Goal of the exercise:
Convert the material, from its first line through the line that contains "roll-xtick-label-4: −1 —" (both included), into a Markdown table with the columns Row and Line. Give each line a row number, and leave out any blank lines.
━━━━━━━━━━━━━━━━
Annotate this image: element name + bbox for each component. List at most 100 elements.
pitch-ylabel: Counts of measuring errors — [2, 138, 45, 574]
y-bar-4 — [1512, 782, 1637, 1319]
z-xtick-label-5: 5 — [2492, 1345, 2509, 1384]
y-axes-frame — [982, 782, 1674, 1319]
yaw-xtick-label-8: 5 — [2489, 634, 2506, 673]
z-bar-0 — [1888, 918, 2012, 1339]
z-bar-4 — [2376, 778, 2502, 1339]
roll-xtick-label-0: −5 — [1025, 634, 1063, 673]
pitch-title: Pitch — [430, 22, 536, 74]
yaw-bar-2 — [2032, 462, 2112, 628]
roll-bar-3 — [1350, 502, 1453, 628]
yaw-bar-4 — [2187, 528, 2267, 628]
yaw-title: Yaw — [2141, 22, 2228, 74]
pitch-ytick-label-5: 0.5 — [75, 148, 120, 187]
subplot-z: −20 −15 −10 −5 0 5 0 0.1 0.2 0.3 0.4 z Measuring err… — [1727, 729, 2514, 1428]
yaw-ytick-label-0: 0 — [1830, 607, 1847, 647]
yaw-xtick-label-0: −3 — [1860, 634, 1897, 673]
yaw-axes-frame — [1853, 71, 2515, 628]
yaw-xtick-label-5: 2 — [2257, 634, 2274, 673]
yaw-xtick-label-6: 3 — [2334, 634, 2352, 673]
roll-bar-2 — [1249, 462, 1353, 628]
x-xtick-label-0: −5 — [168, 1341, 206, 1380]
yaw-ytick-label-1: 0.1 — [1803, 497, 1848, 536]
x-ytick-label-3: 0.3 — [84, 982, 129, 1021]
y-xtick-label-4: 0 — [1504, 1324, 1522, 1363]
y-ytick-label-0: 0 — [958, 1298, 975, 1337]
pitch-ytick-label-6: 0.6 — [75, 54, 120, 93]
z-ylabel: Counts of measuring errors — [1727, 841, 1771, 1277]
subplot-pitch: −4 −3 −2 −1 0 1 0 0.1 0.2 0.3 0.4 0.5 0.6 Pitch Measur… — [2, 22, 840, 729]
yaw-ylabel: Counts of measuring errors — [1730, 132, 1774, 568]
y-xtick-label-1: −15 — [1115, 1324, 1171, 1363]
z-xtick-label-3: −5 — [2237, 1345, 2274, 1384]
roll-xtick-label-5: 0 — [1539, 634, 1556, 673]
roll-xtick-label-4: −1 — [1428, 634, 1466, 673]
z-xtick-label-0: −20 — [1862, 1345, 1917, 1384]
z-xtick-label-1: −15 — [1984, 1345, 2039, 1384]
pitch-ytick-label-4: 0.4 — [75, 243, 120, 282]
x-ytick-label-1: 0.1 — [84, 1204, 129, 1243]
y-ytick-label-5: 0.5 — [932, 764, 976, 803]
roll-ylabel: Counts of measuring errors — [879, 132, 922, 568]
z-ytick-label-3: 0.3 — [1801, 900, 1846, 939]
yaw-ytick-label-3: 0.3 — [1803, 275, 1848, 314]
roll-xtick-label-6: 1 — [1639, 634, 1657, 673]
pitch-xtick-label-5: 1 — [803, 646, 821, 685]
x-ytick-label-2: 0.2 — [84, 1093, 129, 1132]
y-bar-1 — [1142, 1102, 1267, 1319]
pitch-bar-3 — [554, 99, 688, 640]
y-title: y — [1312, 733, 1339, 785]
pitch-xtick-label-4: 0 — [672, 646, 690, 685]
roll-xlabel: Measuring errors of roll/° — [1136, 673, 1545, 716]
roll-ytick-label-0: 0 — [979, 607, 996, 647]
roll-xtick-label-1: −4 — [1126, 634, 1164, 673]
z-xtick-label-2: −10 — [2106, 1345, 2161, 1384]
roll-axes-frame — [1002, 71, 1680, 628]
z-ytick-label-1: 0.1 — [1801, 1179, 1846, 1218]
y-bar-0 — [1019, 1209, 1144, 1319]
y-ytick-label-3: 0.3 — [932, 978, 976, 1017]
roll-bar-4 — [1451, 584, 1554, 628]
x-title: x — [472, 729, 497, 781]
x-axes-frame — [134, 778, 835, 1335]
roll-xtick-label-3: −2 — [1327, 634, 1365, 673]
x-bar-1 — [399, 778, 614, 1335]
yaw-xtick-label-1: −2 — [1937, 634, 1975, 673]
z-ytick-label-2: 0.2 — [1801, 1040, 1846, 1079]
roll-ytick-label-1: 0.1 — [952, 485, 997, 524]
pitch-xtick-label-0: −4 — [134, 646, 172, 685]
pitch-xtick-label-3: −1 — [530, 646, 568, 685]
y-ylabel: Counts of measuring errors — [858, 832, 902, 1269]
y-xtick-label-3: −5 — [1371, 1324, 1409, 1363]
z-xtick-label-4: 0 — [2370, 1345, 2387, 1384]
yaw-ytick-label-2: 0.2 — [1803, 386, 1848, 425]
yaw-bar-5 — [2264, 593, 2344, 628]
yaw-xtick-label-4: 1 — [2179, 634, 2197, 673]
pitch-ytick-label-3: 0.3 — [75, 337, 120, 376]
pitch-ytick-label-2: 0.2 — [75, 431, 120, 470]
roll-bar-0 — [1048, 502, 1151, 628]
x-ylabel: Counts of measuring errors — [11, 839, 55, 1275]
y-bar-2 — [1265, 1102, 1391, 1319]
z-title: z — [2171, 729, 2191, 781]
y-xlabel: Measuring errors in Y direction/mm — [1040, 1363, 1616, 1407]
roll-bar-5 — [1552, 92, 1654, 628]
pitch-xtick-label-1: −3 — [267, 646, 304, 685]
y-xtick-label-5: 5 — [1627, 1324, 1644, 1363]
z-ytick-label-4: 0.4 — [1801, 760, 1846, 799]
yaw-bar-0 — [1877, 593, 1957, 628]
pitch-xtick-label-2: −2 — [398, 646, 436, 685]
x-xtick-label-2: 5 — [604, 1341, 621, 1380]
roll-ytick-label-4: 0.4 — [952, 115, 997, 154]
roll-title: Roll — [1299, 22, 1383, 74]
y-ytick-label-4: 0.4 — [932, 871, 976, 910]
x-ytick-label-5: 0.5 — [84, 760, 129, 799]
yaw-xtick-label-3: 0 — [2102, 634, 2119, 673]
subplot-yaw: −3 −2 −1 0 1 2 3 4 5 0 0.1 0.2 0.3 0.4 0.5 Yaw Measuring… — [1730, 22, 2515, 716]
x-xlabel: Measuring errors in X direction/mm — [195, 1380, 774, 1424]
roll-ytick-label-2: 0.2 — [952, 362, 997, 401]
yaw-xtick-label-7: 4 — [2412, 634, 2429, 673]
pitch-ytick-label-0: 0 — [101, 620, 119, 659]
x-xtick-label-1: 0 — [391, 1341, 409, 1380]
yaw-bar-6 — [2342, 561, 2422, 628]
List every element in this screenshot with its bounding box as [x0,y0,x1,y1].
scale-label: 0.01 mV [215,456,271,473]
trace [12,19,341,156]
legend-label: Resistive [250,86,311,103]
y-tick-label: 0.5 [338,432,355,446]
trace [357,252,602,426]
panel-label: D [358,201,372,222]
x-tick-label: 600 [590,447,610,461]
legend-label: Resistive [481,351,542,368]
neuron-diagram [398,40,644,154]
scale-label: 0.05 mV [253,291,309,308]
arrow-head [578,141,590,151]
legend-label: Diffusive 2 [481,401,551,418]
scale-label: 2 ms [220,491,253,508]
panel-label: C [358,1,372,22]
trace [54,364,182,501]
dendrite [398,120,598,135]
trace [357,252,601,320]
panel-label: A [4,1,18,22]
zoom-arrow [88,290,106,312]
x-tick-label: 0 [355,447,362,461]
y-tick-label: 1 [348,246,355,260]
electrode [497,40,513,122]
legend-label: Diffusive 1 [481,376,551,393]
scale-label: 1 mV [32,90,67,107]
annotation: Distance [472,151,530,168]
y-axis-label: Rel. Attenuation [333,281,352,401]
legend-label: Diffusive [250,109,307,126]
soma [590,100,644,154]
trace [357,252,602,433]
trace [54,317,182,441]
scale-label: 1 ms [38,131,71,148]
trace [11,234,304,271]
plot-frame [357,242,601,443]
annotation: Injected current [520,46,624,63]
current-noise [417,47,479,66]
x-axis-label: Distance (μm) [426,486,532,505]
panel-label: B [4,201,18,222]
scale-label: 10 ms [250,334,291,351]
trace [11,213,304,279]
━━━━━━━━━━━━━━━━
Result for this task:
| Row | Line |
|---|---|
| 1 | Annotate this image: element name + bbox for each component. List at most 100 elements. |
| 2 | pitch-ylabel: Counts of measuring errors — [2, 138, 45, 574] |
| 3 | y-bar-4 — [1512, 782, 1637, 1319] |
| 4 | z-xtick-label-5: 5 — [2492, 1345, 2509, 1384] |
| 5 | y-axes-frame — [982, 782, 1674, 1319] |
| 6 | yaw-xtick-label-8: 5 — [2489, 634, 2506, 673] |
| 7 | z-bar-0 — [1888, 918, 2012, 1339] |
| 8 | z-bar-4 — [2376, 778, 2502, 1339] |
| 9 | roll-xtick-label-0: −5 — [1025, 634, 1063, 673] |
| 10 | pitch-title: Pitch — [430, 22, 536, 74] |
| 11 | yaw-bar-2 — [2032, 462, 2112, 628] |
| 12 | roll-bar-3 — [1350, 502, 1453, 628] |
| 13 | yaw-bar-4 — [2187, 528, 2267, 628] |
| 14 | yaw-title: Yaw — [2141, 22, 2228, 74] |
| 15 | pitch-ytick-label-5: 0.5 — [75, 148, 120, 187] |
| 16 | subplot-z: −20 −15 −10 −5 0 5 0 0.1 0.2 0.3 0.4 z Measuring err… — [1727, 729, 2514, 1428] |
| 17 | yaw-ytick-label-0: 0 — [1830, 607, 1847, 647] |
| 18 | yaw-xtick-label-0: −3 — [1860, 634, 1897, 673] |
| 19 | yaw-axes-frame — [1853, 71, 2515, 628] |
| 20 | yaw-xtick-label-5: 2 — [2257, 634, 2274, 673] |
| 21 | yaw-xtick-label-6: 3 — [2334, 634, 2352, 673] |
| 22 | roll-bar-2 — [1249, 462, 1353, 628] |
| 23 | x-xtick-label-0: −5 — [168, 1341, 206, 1380] |
| 24 | yaw-ytick-label-1: 0.1 — [1803, 497, 1848, 536] |
| 25 | x-ytick-label-3: 0.3 — [84, 982, 129, 1021] |
| 26 | y-xtick-label-4: 0 — [1504, 1324, 1522, 1363] |
| 27 | y-ytick-label-0: 0 — [958, 1298, 975, 1337] |
| 28 | pitch-ytick-label-6: 0.6 — [75, 54, 120, 93] |
| 29 | z-ylabel: Counts of measuring errors — [1727, 841, 1771, 1277] |
| 30 | subplot-pitch: −4 −3 −2 −1 0 1 0 0.1 0.2 0.3 0.4 0.5 0.6 Pitch Measur… — [2, 22, 840, 729] |
| 31 | yaw-ylabel: Counts of measuring errors — [1730, 132, 1774, 568] |
| 32 | y-xtick-label-1: −15 — [1115, 1324, 1171, 1363] |
| 33 | z-xtick-label-3: −5 — [2237, 1345, 2274, 1384] |
| 34 | roll-xtick-label-5: 0 — [1539, 634, 1556, 673] |
| 35 | roll-xtick-label-4: −1 — [1428, 634, 1466, 673] |